▶ [Directions]
Your task is to give the listing below back word for word, pictures excluded.

▶ [Record extracts]
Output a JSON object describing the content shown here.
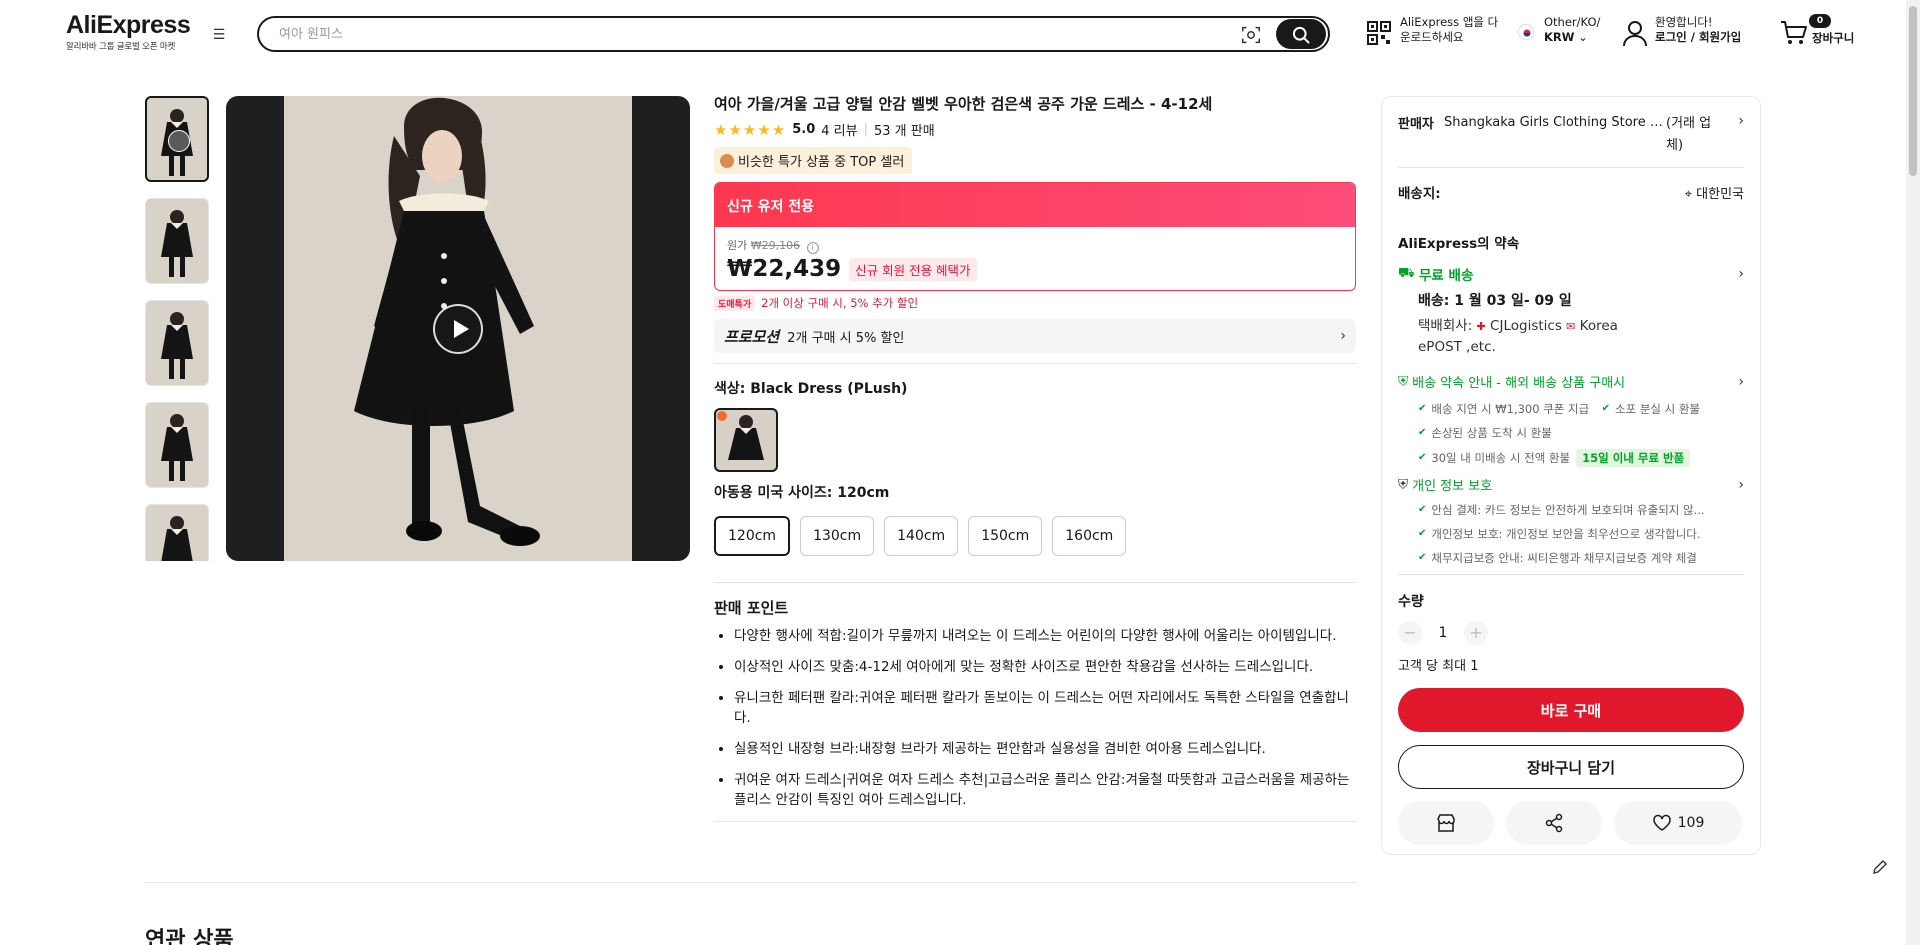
{
  "header": {
    "logo": "AliExpress",
    "logo_sub": "알리바바 그룹 글로벌 오픈 마켓",
    "search_placeholder": "여아 원피스",
    "app_promo_line1": "AliExpress 앱을 다",
    "app_promo_line2": "운로드하세요",
    "locale_line1": "Other/KO/",
    "locale_currency": "KRW",
    "welcome": "환영합니다!",
    "login": "로그인 / 회원가입",
    "cart_count": "0",
    "cart_label": "장바구니"
  },
  "product": {
    "title": "여아 가을/겨울 고급 양털 안감 벨벳 우아한 검은색 공주 가운 드레스 - 4-12세",
    "stars": "★★★★★",
    "rating": "5.0",
    "reviews": "4 리뷰",
    "sold": "53 개 판매",
    "top_badge": "비슷한 특가 상품 중 TOP 셀러",
    "price_header": "신규 유저 전용",
    "orig_label": "원가",
    "orig_price": "₩29,106",
    "price": "₩22,439",
    "newuser_tag": "신규 회원 전용 혜택가",
    "deal_tag": "도매특가",
    "deal_text": "2개 이상 구매 시, 5% 추가 할인",
    "promo_label": "프로모션",
    "promo_text": "2개 구매 시 5% 할인",
    "color_label": "색상:",
    "color_value": "Black Dress (PLush)",
    "size_label": "아동용 미국 사이즈:",
    "size_value": "120cm",
    "sizes": [
      "120cm",
      "130cm",
      "140cm",
      "150cm",
      "160cm"
    ],
    "selling_points_title": "판매 포인트",
    "selling_points": [
      "다양한 행사에 적합:길이가 무릎까지 내려오는 이 드레스는 어린이의 다양한 행사에 어울리는 아이템입니다.",
      "이상적인 사이즈 맞춤:4-12세 여아에게 맞는 정확한 사이즈로 편안한 착용감을 선사하는 드레스입니다.",
      "유니크한 페터팬 칼라:귀여운 페터팬 칼라가 돋보이는 이 드레스는 어떤 자리에서도 독특한 스타일을 연출합니다.",
      "실용적인 내장형 브라:내장형 브라가 제공하는 편안함과 실용성을 겸비한 여아용 드레스입니다.",
      "귀여운 여자 드레스|귀여운 여자 드레스 추천|고급스러운 플리스 안감:겨울철 따뜻함과 고급스러움을 제공하는 플리스 안감이 특징인 여아 드레스입니다."
    ]
  },
  "panel": {
    "seller_label": "판매자",
    "seller_name": "Shangkaka Girls Clothing Store S...",
    "seller_status": "(거래 업체)",
    "ship_to_label": "배송지:",
    "ship_to": "대한민국",
    "promise_title": "AliExpress의 약속",
    "free_shipping": "무료 배송",
    "delivery": "배송: 1 월 03 일- 09 일",
    "carrier_label": "택배회사:",
    "carrier_1": "CJLogistics",
    "carrier_2": "Korea",
    "carrier_3": "ePOST ,etc.",
    "guarantee_title": "배송 약속 안내 - 해외 배송 상품 구매시",
    "guarantee_items": [
      "배송 지연 시 ₩1,300 쿠폰 지급",
      "소포 분실 시 환불",
      "손상된 상품 도착 시 환불",
      "30일 내 미배송 시 전액 환불"
    ],
    "free_return": "15일 이내 무료 반품",
    "privacy_title": "개인 정보 보호",
    "privacy_items": [
      "안심 결제: 카드 정보는 안전하게 보호되며 유출되지 않...",
      "개인정보 보호: 개인정보 보안을 최우선으로 생각합니다.",
      "채무지급보증 안내: 씨티은행과 채무지급보증 계약 체결"
    ],
    "qty_label": "수량",
    "qty": "1",
    "qty_limit": "고객 당 최대 1",
    "buy_now": "바로 구매",
    "add_to_cart": "장바구니 담기",
    "wishlist_count": "109"
  },
  "related_title": "연관 상품",
  "colors": {
    "brand_red": "#e1182b",
    "price_red": "#fd384f",
    "green": "#00a32a",
    "star": "#fdb91a"
  }
}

▶ [Written response]
Output a JSON object describing the content shown here.
{
  "header": {
    "logo": "AliExpress",
    "logo_sub": "알리바바 그룹 글로벌 오픈 마켓",
    "search_placeholder": "여아 원피스",
    "app_promo_line1": "AliExpress 앱을 다",
    "app_promo_line2": "운로드하세요",
    "locale_line1": "Other/KO/",
    "locale_currency": "KRW",
    "welcome": "환영합니다!",
    "login": "로그인 / 회원가입",
    "cart_count": "0",
    "cart_label": "장바구니"
  },
  "product": {
    "title": "여아 가을/겨울 고급 양털 안감 벨벳 우아한 검은색 공주 가운 드레스 - 4-12세",
    "stars": "★★★★★",
    "rating": "5.0",
    "reviews": "4 리뷰",
    "sold": "53 개 판매",
    "top_badge": "비슷한 특가 상품 중 TOP 셀러",
    "price_header": "신규 유저 전용",
    "orig_label": "원가",
    "orig_price": "₩29,106",
    "price": "₩22,439",
    "newuser_tag": "신규 회원 전용 혜택가",
    "deal_tag": "도매특가",
    "deal_text": "2개 이상 구매 시, 5% 추가 할인",
    "promo_label": "프로모션",
    "promo_text": "2개 구매 시 5% 할인",
    "color_label": "색상:",
    "color_value": "Black Dress (PLush)",
    "size_label": "아동용 미국 사이즈:",
    "size_value": "120cm",
    "sizes": [
      "120cm",
      "130cm",
      "140cm",
      "150cm",
      "160cm"
    ],
    "selling_points_title": "판매 포인트",
    "selling_points": [
      "다양한 행사에 적합:길이가 무릎까지 내려오는 이 드레스는 어린이의 다양한 행사에 어울리는 아이템입니다.",
      "이상적인 사이즈 맞춤:4-12세 여아에게 맞는 정확한 사이즈로 편안한 착용감을 선사하는 드레스입니다.",
      "유니크한 페터팬 칼라:귀여운 페터팬 칼라가 돋보이는 이 드레스는 어떤 자리에서도 독특한 스타일을 연출합니다.",
      "실용적인 내장형 브라:내장형 브라가 제공하는 편안함과 실용성을 겸비한 여아용 드레스입니다.",
      "귀여운 여자 드레스|귀여운 여자 드레스 추천|고급스러운 플리스 안감:겨울철 따뜻함과 고급스러움을 제공하는 플리스 안감이 특징인 여아 드레스입니다."
    ]
  },
  "panel": {
    "seller_label": "판매자",
    "seller_name": "Shangkaka Girls Clothing Store S...",
    "seller_status": "(거래 업체)",
    "ship_to_label": "배송지:",
    "ship_to": "대한민국",
    "promise_title": "AliExpress의 약속",
    "free_shipping": "무료 배송",
    "delivery": "배송: 1 월 03 일- 09 일",
    "carrier_label": "택배회사:",
    "carrier_1": "CJLogistics",
    "carrier_2": "Korea",
    "carrier_3": "ePOST ,etc.",
    "guarantee_title": "배송 약속 안내 - 해외 배송 상품 구매시",
    "guarantee_items": [
      "배송 지연 시 ₩1,300 쿠폰 지급",
      "소포 분실 시 환불",
      "손상된 상품 도착 시 환불",
      "30일 내 미배송 시 전액 환불"
    ],
    "free_return": "15일 이내 무료 반품",
    "privacy_title": "개인 정보 보호",
    "privacy_items": [
      "안심 결제: 카드 정보는 안전하게 보호되며 유출되지 않...",
      "개인정보 보호: 개인정보 보안을 최우선으로 생각합니다.",
      "채무지급보증 안내: 씨티은행과 채무지급보증 계약 체결"
    ],
    "qty_label": "수량",
    "qty": "1",
    "qty_limit": "고객 당 최대 1",
    "buy_now": "바로 구매",
    "add_to_cart": "장바구니 담기",
    "wishlist_count": "109"
  },
  "related_title": "연관 상품",
  "colors": {
    "brand_red": "#e1182b",
    "price_red": "#fd384f",
    "green": "#00a32a",
    "star": "#fdb91a"
  }
}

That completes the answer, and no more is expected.